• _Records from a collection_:
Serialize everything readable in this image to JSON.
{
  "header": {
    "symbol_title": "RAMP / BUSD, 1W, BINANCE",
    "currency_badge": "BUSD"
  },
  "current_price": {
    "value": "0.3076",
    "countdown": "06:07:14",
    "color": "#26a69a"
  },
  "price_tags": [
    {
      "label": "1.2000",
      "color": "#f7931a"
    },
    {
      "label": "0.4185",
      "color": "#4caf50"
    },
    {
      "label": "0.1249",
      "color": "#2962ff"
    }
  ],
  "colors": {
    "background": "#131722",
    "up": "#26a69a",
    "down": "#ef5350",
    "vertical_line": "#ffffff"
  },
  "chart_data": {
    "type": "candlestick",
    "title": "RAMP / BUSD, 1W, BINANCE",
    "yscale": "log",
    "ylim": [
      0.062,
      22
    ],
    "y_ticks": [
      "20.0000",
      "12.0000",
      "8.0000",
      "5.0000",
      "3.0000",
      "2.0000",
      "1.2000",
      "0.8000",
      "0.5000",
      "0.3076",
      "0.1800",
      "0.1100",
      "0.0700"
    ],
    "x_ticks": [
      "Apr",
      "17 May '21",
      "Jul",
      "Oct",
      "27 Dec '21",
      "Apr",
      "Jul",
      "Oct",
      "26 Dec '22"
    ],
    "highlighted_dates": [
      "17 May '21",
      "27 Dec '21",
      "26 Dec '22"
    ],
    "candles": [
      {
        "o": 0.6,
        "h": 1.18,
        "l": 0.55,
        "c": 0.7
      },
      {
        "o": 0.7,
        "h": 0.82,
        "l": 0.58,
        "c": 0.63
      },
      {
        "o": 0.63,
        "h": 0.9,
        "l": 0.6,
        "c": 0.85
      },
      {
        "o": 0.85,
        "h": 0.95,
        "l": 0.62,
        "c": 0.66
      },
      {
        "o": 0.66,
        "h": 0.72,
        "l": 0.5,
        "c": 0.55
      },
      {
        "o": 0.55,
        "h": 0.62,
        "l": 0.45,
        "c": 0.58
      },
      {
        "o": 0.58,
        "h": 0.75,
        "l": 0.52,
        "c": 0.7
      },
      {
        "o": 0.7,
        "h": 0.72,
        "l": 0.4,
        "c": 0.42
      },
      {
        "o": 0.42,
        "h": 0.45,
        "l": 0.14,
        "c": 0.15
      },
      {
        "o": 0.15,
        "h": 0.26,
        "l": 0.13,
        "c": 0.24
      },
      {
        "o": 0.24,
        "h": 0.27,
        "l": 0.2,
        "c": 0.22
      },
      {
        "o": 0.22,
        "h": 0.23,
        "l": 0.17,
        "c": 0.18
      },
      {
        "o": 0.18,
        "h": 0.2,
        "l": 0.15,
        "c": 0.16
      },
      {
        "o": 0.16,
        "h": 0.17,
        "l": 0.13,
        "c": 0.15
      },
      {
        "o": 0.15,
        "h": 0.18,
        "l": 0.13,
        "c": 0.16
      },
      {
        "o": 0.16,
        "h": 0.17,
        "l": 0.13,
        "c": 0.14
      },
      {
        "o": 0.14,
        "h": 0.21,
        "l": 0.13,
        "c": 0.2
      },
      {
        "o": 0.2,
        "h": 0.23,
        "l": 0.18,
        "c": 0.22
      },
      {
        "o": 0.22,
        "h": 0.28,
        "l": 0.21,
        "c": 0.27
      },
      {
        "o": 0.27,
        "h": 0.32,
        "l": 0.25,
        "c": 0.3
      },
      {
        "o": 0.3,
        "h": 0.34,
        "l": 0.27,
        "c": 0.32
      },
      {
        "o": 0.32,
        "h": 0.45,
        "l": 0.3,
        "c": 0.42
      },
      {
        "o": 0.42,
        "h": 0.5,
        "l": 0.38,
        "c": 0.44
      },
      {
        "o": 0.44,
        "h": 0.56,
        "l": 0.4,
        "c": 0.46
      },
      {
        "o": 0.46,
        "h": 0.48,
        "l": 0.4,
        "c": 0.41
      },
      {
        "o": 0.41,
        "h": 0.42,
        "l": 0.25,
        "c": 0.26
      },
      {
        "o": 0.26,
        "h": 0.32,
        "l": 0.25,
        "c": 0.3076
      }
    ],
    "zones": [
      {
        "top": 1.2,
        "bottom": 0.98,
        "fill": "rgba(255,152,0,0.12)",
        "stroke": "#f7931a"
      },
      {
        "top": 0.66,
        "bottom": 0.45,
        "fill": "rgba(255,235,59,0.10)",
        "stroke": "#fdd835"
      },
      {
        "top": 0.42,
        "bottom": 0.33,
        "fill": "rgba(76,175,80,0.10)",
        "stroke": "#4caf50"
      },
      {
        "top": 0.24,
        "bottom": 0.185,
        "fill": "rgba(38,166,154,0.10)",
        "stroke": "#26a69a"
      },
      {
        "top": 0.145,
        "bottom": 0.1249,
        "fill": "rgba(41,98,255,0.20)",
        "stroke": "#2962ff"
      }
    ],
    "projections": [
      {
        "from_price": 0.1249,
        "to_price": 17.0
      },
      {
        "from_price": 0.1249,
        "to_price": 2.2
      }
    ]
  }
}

• _DESCRIPTION OF THE TASK_:
Across the records above, count the lines holding "BINANCE" and reply with that number alone.

• _CORRECT RESPONSE_:
2